→ **Short problem**
Find the lines containing the word "title" and copy every one of them.

|---|

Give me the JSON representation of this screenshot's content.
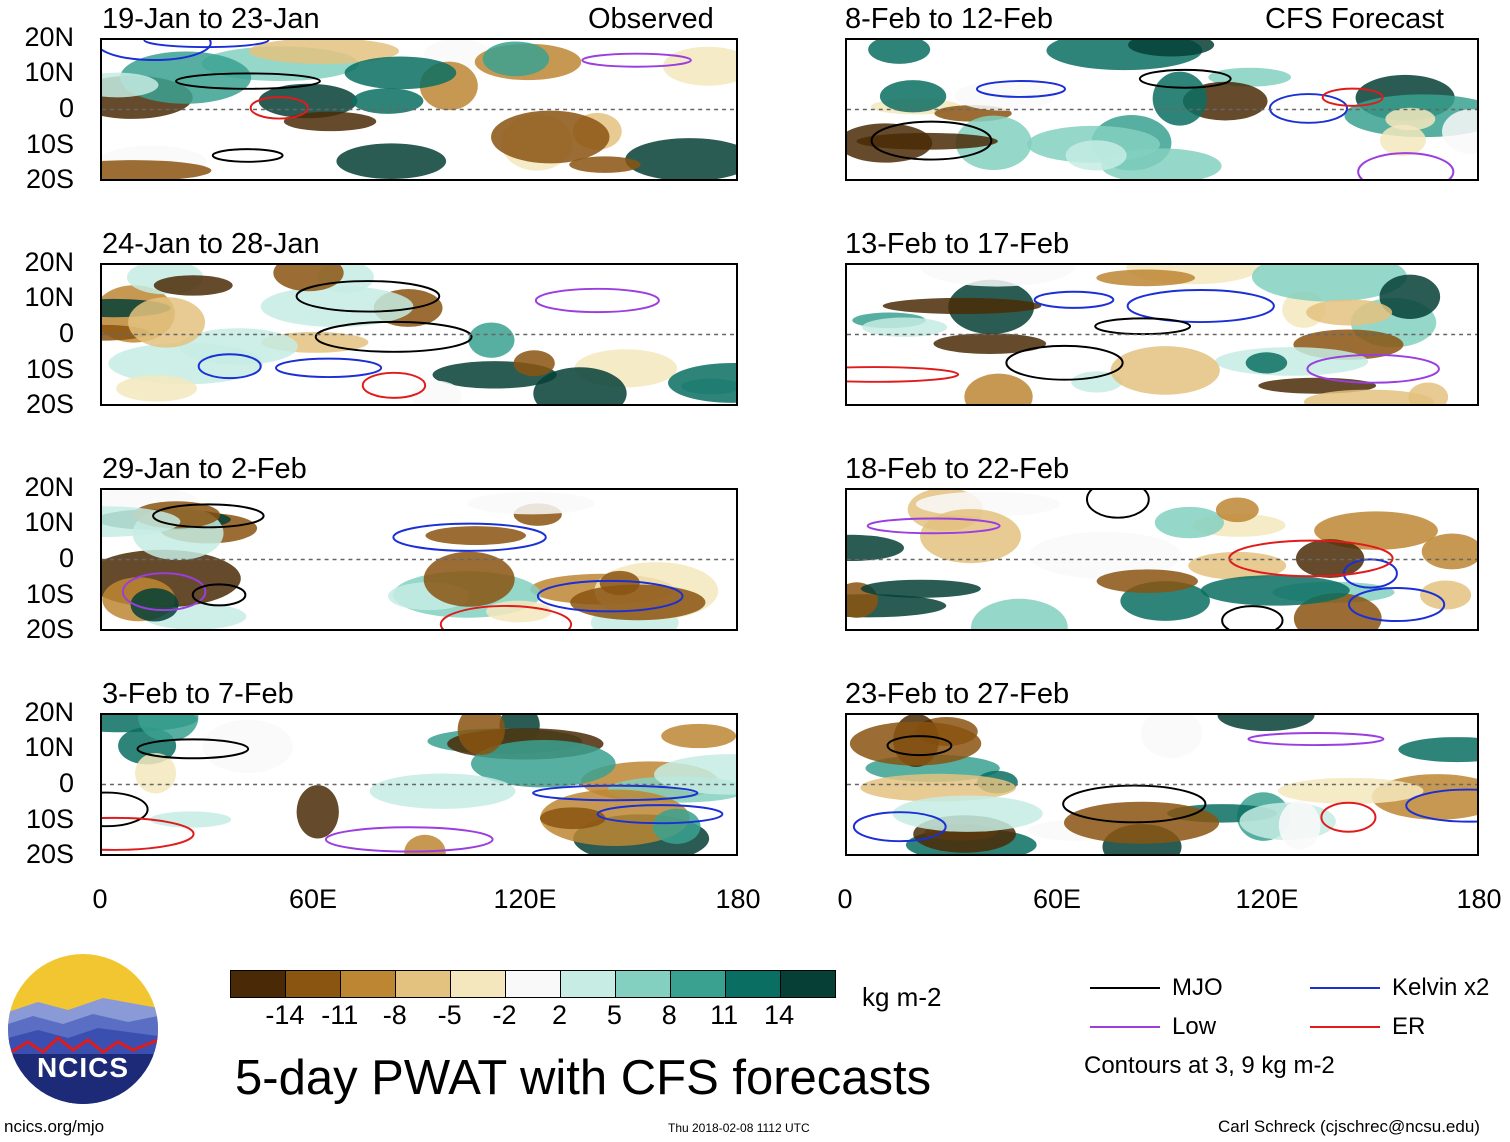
{
  "panels": [
    {
      "id": "p0",
      "title": "19-Jan to 23-Jan",
      "tag": "Observed"
    },
    {
      "id": "p1",
      "title": "8-Feb to 12-Feb",
      "tag": "CFS Forecast"
    },
    {
      "id": "p2",
      "title": "24-Jan to 28-Jan",
      "tag": ""
    },
    {
      "id": "p3",
      "title": "13-Feb to 17-Feb",
      "tag": ""
    },
    {
      "id": "p4",
      "title": "29-Jan to 2-Feb",
      "tag": ""
    },
    {
      "id": "p5",
      "title": "18-Feb to 22-Feb",
      "tag": ""
    },
    {
      "id": "p6",
      "title": "3-Feb to 7-Feb",
      "tag": ""
    },
    {
      "id": "p7",
      "title": "23-Feb to 27-Feb",
      "tag": ""
    }
  ],
  "axes": {
    "y_ticks": [
      "20N",
      "10N",
      "0",
      "10S",
      "20S"
    ],
    "x_ticks": [
      "0",
      "60E",
      "120E",
      "180"
    ]
  },
  "colorbar": {
    "colors": [
      "#4a2a06",
      "#8a5411",
      "#bd8632",
      "#e3c27f",
      "#f5e7bd",
      "#f9f9f9",
      "#c6ece4",
      "#83d0c0",
      "#3aa191",
      "#0a6e62",
      "#053f36"
    ],
    "ticks": [
      "-14",
      "-11",
      "-8",
      "-5",
      "-2",
      "2",
      "5",
      "8",
      "11",
      "14"
    ],
    "unit": "kg m-2"
  },
  "title": "5-day PWAT with CFS forecasts",
  "legend": {
    "items": [
      {
        "label": "MJO",
        "color": "#000000"
      },
      {
        "label": "Kelvin x2",
        "color": "#1a2fd6"
      },
      {
        "label": "Low",
        "color": "#9a3ee0"
      },
      {
        "label": "ER",
        "color": "#e01b1b"
      }
    ],
    "note": "Contours at 3, 9 kg m-2"
  },
  "logo_text": "NCICS",
  "footer": {
    "left": "ncics.org/mjo",
    "center": "Thu 2018-02-08 1112 UTC",
    "right": "Carl Schreck (cjschrec@ncsu.edu)"
  },
  "chart_data": {
    "type": "heatmap",
    "variable": "5-day precipitable water (PWAT) anomaly",
    "unit": "kg m-2",
    "lat_range": [
      -20,
      20
    ],
    "lon_range": [
      0,
      180
    ],
    "levels": [
      -14,
      -11,
      -8,
      -5,
      -2,
      2,
      5,
      8,
      11,
      14
    ],
    "contour_levels": [
      3,
      9
    ],
    "contours": [
      "MJO",
      "Kelvin x2",
      "Low",
      "ER"
    ],
    "periods_observed": [
      "19-Jan to 23-Jan",
      "24-Jan to 28-Jan",
      "29-Jan to 2-Feb",
      "3-Feb to 7-Feb"
    ],
    "periods_forecast": [
      "8-Feb to 12-Feb",
      "13-Feb to 17-Feb",
      "18-Feb to 22-Feb",
      "23-Feb to 27-Feb"
    ]
  }
}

|---|

→ **Expected answer**
      "title": "19-Jan to 23-Jan",
      "title": "8-Feb to 12-Feb",
      "title": "24-Jan to 28-Jan",
      "title": "13-Feb to 17-Feb",
      "title": "29-Jan to 2-Feb",
      "title": "18-Feb to 22-Feb",
      "title": "3-Feb to 7-Feb",
      "title": "23-Feb to 27-Feb",
  "title": "5-day PWAT with CFS forecasts",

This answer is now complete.